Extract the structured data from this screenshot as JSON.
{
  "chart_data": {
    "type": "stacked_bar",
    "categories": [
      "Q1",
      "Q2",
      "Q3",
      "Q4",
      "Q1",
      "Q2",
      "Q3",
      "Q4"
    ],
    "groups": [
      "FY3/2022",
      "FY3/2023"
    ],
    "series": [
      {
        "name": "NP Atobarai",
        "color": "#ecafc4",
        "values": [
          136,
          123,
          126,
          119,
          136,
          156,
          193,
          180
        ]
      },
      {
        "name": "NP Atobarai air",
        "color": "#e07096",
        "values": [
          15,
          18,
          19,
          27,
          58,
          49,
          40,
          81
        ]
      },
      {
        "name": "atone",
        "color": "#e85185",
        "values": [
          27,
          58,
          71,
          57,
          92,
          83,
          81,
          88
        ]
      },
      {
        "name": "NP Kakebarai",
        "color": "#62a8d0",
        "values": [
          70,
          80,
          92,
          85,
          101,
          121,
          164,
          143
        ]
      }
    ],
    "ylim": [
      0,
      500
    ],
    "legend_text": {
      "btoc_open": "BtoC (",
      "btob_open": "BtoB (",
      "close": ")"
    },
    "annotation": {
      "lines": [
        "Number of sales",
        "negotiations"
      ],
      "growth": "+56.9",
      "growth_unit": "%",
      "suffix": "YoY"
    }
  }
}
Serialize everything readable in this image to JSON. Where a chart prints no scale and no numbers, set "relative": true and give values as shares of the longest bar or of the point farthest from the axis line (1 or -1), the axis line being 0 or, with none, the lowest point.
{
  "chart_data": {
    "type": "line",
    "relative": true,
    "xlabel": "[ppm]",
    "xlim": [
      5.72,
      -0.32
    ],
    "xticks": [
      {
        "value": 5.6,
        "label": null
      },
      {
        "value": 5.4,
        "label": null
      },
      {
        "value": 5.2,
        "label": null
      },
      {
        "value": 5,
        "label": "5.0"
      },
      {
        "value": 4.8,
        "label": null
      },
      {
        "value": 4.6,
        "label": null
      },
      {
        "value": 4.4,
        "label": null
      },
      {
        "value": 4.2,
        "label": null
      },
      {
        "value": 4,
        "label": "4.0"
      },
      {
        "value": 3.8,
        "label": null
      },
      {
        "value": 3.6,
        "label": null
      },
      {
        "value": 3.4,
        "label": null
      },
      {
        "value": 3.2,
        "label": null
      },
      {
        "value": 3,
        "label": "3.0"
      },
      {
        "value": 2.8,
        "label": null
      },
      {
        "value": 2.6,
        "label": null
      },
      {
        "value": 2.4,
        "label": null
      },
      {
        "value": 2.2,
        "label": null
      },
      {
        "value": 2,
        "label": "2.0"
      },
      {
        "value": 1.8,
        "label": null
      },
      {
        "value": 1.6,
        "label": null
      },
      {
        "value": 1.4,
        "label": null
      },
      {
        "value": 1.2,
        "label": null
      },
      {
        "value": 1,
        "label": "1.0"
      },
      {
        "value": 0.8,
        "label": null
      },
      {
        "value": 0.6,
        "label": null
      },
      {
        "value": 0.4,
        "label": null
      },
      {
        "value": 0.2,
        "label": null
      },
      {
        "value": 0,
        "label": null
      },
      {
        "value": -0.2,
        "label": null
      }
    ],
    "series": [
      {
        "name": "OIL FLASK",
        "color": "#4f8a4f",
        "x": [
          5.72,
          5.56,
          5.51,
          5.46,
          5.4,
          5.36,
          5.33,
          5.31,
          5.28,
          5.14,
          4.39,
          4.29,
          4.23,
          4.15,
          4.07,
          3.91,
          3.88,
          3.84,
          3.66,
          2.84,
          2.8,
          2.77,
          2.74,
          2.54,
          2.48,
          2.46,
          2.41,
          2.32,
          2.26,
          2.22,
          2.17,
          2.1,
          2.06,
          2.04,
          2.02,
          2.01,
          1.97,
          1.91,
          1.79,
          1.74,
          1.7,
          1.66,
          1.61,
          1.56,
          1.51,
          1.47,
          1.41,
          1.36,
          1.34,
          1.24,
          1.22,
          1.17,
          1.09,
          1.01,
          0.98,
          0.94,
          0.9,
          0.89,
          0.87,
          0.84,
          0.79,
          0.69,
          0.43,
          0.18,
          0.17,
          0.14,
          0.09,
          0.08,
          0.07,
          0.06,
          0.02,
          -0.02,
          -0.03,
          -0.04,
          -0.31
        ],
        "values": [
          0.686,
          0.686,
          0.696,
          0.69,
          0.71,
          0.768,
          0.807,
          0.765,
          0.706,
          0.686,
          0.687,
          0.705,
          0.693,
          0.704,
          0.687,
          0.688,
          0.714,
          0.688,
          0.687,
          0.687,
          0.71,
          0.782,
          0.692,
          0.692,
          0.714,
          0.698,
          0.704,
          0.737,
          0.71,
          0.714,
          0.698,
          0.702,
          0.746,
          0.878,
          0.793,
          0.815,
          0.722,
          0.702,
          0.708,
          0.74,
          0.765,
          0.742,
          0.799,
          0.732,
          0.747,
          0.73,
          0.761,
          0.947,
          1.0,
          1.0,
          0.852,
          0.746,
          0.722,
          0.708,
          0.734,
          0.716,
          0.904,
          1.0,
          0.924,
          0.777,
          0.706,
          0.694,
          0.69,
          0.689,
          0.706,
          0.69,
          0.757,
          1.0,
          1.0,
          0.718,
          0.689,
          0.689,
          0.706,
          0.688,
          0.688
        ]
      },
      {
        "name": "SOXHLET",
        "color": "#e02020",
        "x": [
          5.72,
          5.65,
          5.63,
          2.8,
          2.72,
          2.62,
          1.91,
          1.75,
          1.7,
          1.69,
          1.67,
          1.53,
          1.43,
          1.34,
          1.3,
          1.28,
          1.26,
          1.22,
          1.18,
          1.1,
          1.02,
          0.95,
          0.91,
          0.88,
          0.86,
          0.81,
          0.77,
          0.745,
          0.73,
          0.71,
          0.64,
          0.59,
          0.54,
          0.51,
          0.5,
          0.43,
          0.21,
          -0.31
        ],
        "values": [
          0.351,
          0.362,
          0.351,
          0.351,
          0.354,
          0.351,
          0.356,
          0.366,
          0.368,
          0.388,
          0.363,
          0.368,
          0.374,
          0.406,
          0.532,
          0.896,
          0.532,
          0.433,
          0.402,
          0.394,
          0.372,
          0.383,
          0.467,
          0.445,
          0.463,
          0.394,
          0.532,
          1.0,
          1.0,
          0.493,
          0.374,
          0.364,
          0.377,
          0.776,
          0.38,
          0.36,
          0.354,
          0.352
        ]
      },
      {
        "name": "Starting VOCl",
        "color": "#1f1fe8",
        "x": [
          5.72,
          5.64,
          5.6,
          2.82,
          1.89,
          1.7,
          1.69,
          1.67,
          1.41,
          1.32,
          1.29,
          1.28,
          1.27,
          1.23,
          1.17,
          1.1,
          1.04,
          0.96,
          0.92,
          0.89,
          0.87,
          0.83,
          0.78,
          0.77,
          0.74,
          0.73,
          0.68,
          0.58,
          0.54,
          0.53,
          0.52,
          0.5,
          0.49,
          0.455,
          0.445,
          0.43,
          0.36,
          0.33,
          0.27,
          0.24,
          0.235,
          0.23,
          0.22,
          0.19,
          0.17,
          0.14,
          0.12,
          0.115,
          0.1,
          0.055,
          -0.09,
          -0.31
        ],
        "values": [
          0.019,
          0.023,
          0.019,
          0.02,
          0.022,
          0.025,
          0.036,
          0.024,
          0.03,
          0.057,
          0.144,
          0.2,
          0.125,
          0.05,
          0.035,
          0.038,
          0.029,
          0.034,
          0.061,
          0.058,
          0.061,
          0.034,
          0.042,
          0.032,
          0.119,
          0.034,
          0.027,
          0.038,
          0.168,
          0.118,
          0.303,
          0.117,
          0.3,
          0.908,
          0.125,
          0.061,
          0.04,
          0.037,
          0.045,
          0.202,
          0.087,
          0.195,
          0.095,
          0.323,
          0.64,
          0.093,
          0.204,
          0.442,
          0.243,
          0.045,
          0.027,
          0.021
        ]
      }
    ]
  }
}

TASK OBJECTIVE
Keep only the lines that hold the string "color", and copy them out.

IN RESPONSE
        "color": "#ecafc4",
        "color": "#e07096",
        "color": "#e85185",
        "color": "#62a8d0",
        "color": "#4f8a4f",
        "color": "#e02020",
        "color": "#1f1fe8",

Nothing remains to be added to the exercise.